### [Exercise objective]
The data below should be printed in full, exactly, and without any of its images.

--- Material for the task ---

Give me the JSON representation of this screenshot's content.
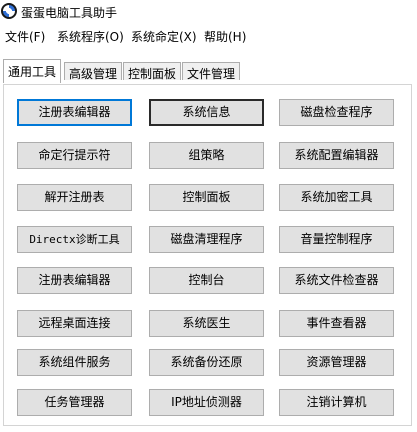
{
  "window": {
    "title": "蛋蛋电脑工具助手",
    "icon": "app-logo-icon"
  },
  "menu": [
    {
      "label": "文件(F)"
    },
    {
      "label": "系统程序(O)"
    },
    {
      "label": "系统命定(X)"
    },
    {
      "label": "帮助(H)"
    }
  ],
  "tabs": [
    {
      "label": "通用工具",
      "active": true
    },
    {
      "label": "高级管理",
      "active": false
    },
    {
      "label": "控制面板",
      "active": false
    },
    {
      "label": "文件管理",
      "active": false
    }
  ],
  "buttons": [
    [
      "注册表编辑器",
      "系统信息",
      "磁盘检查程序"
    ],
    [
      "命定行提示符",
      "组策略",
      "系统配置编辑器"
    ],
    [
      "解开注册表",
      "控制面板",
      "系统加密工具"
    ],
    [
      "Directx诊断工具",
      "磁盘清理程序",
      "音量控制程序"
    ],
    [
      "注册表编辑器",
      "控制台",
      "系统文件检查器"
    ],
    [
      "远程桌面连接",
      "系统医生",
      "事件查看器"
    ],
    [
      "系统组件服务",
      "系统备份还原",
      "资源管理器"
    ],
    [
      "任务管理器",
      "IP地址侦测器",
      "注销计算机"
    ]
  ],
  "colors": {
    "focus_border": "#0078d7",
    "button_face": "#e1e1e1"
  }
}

---

### [Solution for this exercise]
Give me the JSON representation of this screenshot's content.
{
  "window": {
    "title": "蛋蛋电脑工具助手",
    "icon": "app-logo-icon"
  },
  "menu": [
    {
      "label": "文件(F)"
    },
    {
      "label": "系统程序(O)"
    },
    {
      "label": "系统命定(X)"
    },
    {
      "label": "帮助(H)"
    }
  ],
  "tabs": [
    {
      "label": "通用工具",
      "active": true
    },
    {
      "label": "高级管理",
      "active": false
    },
    {
      "label": "控制面板",
      "active": false
    },
    {
      "label": "文件管理",
      "active": false
    }
  ],
  "buttons": [
    [
      "注册表编辑器",
      "系统信息",
      "磁盘检查程序"
    ],
    [
      "命定行提示符",
      "组策略",
      "系统配置编辑器"
    ],
    [
      "解开注册表",
      "控制面板",
      "系统加密工具"
    ],
    [
      "Directx诊断工具",
      "磁盘清理程序",
      "音量控制程序"
    ],
    [
      "注册表编辑器",
      "控制台",
      "系统文件检查器"
    ],
    [
      "远程桌面连接",
      "系统医生",
      "事件查看器"
    ],
    [
      "系统组件服务",
      "系统备份还原",
      "资源管理器"
    ],
    [
      "任务管理器",
      "IP地址侦测器",
      "注销计算机"
    ]
  ],
  "colors": {
    "focus_border": "#0078d7",
    "button_face": "#e1e1e1"
  }
}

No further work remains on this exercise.